_Extracted material:_
— begin —

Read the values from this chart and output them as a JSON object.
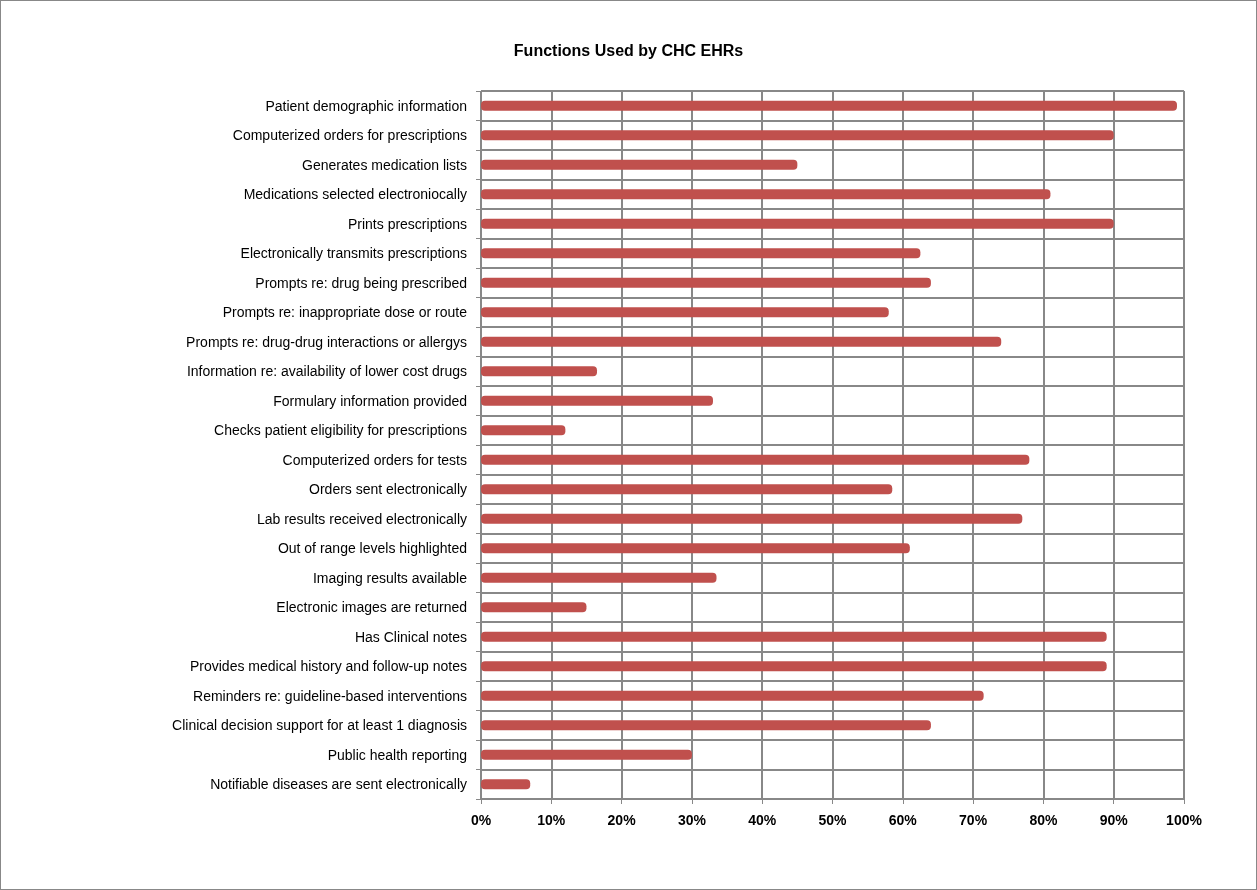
{
  "chart_data": {
    "type": "bar",
    "orientation": "horizontal",
    "title": "Functions Used by CHC EHRs",
    "categories": [
      "Patient demographic information",
      "Computerized orders for prescriptions",
      "Generates medication lists",
      "Medications selected electroniocally",
      "Prints prescriptions",
      "Electronically transmits prescriptions",
      "Prompts re: drug being prescribed",
      "Prompts re: inappropriate dose or route",
      "Prompts re: drug-drug interactions or allergys",
      "Information re: availability of lower cost drugs",
      "Formulary information provided",
      "Checks patient eligibility for prescriptions",
      "Computerized orders for tests",
      "Orders sent electronically",
      "Lab results received electronically",
      "Out of range levels highlighted",
      "Imaging results available",
      "Electronic images are returned",
      "Has Clinical notes",
      "Provides medical history and follow-up notes",
      "Reminders re: guideline-based interventions",
      "Clinical decision support for at least 1 diagnosis",
      "Public health reporting",
      "Notifiable diseases are sent electronically"
    ],
    "values": [
      99,
      90,
      45,
      81,
      90,
      62.5,
      64,
      58,
      74,
      16.5,
      33,
      12,
      78,
      58.5,
      77,
      61,
      33.5,
      15,
      89,
      89,
      71.5,
      64,
      30,
      7
    ],
    "color": "#c0504d",
    "xlim": [
      0,
      100
    ],
    "xticks": [
      {
        "value": 0,
        "label": "0%"
      },
      {
        "value": 10,
        "label": "10%"
      },
      {
        "value": 20,
        "label": "20%"
      },
      {
        "value": 30,
        "label": "30%"
      },
      {
        "value": 40,
        "label": "40%"
      },
      {
        "value": 50,
        "label": "50%"
      },
      {
        "value": 60,
        "label": "60%"
      },
      {
        "value": 70,
        "label": "70%"
      },
      {
        "value": 80,
        "label": "80%"
      },
      {
        "value": 90,
        "label": "90%"
      },
      {
        "value": 100,
        "label": "100%"
      }
    ],
    "grid": true
  }
}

— end —

_Set problem:_
Copy the listing exactly. Any image in it stays out of the copy.

_Task result:_
Read the values from this chart and output them as a JSON object.
{
  "chart_data": {
    "type": "bar",
    "orientation": "horizontal",
    "title": "Functions Used by CHC EHRs",
    "categories": [
      "Patient demographic information",
      "Computerized orders for prescriptions",
      "Generates medication lists",
      "Medications selected electroniocally",
      "Prints prescriptions",
      "Electronically transmits prescriptions",
      "Prompts re: drug being prescribed",
      "Prompts re: inappropriate dose or route",
      "Prompts re: drug-drug interactions or allergys",
      "Information re: availability of lower cost drugs",
      "Formulary information provided",
      "Checks patient eligibility for prescriptions",
      "Computerized orders for tests",
      "Orders sent electronically",
      "Lab results received electronically",
      "Out of range levels highlighted",
      "Imaging results available",
      "Electronic images are returned",
      "Has Clinical notes",
      "Provides medical history and follow-up notes",
      "Reminders re: guideline-based interventions",
      "Clinical decision support for at least 1 diagnosis",
      "Public health reporting",
      "Notifiable diseases are sent electronically"
    ],
    "values": [
      99,
      90,
      45,
      81,
      90,
      62.5,
      64,
      58,
      74,
      16.5,
      33,
      12,
      78,
      58.5,
      77,
      61,
      33.5,
      15,
      89,
      89,
      71.5,
      64,
      30,
      7
    ],
    "color": "#c0504d",
    "xlim": [
      0,
      100
    ],
    "xticks": [
      {
        "value": 0,
        "label": "0%"
      },
      {
        "value": 10,
        "label": "10%"
      },
      {
        "value": 20,
        "label": "20%"
      },
      {
        "value": 30,
        "label": "30%"
      },
      {
        "value": 40,
        "label": "40%"
      },
      {
        "value": 50,
        "label": "50%"
      },
      {
        "value": 60,
        "label": "60%"
      },
      {
        "value": 70,
        "label": "70%"
      },
      {
        "value": 80,
        "label": "80%"
      },
      {
        "value": 90,
        "label": "90%"
      },
      {
        "value": 100,
        "label": "100%"
      }
    ],
    "grid": true
  }
}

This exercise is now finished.